Provide only the number of lines in the listing that contain the string "layer".

Given records:
--*--
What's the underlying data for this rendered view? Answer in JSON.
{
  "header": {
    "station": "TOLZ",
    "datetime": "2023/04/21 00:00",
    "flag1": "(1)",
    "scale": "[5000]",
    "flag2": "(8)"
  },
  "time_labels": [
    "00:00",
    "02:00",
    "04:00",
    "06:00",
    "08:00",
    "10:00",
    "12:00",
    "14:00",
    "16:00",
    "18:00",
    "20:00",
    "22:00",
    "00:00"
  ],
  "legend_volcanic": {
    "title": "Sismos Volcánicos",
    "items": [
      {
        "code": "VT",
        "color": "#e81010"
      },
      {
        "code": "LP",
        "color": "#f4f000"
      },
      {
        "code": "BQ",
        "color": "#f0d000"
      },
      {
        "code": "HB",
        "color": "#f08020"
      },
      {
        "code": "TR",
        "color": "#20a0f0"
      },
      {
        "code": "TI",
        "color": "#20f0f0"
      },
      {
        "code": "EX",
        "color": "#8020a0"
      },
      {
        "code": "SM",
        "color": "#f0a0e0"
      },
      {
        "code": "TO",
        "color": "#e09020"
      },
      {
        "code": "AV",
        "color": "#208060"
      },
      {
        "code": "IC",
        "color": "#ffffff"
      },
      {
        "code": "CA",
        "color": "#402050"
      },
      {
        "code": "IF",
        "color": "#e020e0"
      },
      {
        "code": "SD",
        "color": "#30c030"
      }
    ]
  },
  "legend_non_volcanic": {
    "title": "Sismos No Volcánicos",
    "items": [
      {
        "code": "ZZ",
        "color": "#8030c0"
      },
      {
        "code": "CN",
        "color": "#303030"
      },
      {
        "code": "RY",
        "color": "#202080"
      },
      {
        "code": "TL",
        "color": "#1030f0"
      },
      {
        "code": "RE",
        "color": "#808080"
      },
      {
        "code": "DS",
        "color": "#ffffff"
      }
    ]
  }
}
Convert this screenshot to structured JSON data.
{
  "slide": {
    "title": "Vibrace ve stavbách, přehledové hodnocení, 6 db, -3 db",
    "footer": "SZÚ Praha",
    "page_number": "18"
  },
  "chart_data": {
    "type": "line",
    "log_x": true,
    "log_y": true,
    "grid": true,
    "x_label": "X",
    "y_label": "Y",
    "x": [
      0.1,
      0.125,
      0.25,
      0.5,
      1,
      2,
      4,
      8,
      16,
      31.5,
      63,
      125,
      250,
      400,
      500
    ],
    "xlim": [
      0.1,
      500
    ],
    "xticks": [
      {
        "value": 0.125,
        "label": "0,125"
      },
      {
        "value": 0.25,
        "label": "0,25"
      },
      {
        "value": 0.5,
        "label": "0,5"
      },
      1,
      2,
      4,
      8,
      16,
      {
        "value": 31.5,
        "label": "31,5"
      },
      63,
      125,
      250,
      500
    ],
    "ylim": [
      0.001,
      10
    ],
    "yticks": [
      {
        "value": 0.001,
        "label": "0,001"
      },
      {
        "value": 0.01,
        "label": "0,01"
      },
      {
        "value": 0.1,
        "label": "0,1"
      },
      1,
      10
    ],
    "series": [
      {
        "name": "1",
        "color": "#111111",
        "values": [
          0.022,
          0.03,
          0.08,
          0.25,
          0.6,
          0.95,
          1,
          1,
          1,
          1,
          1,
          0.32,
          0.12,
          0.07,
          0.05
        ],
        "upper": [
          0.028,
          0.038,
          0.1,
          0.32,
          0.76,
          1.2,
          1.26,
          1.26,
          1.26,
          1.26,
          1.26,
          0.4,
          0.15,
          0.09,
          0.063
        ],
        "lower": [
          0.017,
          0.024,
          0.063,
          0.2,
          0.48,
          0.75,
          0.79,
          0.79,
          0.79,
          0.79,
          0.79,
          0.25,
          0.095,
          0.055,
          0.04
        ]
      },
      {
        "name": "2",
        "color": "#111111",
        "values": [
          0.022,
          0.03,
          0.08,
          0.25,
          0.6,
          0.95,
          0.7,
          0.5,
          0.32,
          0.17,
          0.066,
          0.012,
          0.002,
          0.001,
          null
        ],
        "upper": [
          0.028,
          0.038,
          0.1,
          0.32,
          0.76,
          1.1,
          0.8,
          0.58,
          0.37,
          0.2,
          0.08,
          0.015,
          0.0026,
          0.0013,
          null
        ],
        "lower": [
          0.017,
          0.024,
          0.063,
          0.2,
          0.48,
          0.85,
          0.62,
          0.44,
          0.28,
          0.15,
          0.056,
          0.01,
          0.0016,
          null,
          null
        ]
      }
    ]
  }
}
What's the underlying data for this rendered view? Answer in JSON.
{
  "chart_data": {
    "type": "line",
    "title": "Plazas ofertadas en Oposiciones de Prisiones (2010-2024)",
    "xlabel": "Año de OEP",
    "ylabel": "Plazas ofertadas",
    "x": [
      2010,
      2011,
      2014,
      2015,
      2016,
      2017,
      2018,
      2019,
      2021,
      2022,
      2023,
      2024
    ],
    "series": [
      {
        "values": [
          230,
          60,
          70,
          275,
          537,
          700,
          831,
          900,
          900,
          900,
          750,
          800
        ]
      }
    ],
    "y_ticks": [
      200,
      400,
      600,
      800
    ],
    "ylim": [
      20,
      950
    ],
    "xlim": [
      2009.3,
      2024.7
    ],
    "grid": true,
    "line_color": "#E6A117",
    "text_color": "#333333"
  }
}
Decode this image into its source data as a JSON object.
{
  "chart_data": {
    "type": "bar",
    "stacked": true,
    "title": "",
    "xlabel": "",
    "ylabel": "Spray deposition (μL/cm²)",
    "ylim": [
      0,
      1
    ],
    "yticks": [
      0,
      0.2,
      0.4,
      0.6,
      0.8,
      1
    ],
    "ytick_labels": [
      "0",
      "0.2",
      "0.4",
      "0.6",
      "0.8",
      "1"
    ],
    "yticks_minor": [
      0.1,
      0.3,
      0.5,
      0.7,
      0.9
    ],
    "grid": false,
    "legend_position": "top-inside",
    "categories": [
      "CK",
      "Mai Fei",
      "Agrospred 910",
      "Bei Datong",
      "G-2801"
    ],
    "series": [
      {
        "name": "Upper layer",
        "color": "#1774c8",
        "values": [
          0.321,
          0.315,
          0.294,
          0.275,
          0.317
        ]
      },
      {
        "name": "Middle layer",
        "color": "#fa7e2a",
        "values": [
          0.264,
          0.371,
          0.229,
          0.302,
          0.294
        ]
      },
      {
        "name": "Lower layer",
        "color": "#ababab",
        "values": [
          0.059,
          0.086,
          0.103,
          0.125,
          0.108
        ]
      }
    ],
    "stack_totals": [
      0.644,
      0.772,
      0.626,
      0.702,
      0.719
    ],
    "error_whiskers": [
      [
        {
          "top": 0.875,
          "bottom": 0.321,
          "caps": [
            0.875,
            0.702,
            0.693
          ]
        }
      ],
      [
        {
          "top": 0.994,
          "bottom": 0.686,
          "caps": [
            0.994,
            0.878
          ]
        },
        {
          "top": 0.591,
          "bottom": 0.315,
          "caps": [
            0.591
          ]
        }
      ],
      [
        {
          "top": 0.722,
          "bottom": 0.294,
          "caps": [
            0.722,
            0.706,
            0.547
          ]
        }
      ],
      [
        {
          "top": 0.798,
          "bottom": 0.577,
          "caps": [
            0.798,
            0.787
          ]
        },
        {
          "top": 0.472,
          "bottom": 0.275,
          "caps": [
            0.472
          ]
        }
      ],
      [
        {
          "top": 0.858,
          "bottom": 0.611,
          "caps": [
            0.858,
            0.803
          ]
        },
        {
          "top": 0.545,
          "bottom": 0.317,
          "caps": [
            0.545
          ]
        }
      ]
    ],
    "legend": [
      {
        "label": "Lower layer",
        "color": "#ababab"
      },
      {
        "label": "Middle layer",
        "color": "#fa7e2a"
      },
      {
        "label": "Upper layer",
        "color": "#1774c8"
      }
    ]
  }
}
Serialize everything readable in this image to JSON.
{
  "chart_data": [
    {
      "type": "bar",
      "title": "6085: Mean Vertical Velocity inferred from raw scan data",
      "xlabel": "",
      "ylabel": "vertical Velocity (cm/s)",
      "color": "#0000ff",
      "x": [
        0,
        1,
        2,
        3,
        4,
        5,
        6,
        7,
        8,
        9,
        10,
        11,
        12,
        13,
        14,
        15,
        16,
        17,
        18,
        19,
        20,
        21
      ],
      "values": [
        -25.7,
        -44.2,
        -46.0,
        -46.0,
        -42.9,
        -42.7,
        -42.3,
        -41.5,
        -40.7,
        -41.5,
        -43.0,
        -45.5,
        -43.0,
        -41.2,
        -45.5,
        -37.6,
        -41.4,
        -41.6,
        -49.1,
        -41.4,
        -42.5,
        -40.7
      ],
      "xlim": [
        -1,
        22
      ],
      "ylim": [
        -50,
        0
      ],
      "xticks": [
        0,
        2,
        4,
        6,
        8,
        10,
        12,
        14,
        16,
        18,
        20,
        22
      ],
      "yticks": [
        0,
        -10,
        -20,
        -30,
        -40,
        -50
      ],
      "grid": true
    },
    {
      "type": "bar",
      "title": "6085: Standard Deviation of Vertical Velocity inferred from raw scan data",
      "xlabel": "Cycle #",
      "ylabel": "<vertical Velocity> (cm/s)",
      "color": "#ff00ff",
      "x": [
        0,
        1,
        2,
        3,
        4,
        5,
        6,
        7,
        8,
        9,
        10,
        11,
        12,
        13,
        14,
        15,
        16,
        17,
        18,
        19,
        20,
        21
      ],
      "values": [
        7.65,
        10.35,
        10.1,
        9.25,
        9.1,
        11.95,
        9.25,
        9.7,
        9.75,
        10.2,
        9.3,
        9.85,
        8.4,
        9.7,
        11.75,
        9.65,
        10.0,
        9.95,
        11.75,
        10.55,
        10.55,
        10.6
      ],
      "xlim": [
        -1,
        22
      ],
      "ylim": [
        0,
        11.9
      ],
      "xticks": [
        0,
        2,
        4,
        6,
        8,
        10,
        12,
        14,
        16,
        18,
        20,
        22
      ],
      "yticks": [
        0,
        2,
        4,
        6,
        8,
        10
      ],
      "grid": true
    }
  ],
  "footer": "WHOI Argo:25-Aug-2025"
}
--*--
Output for this exercise:
6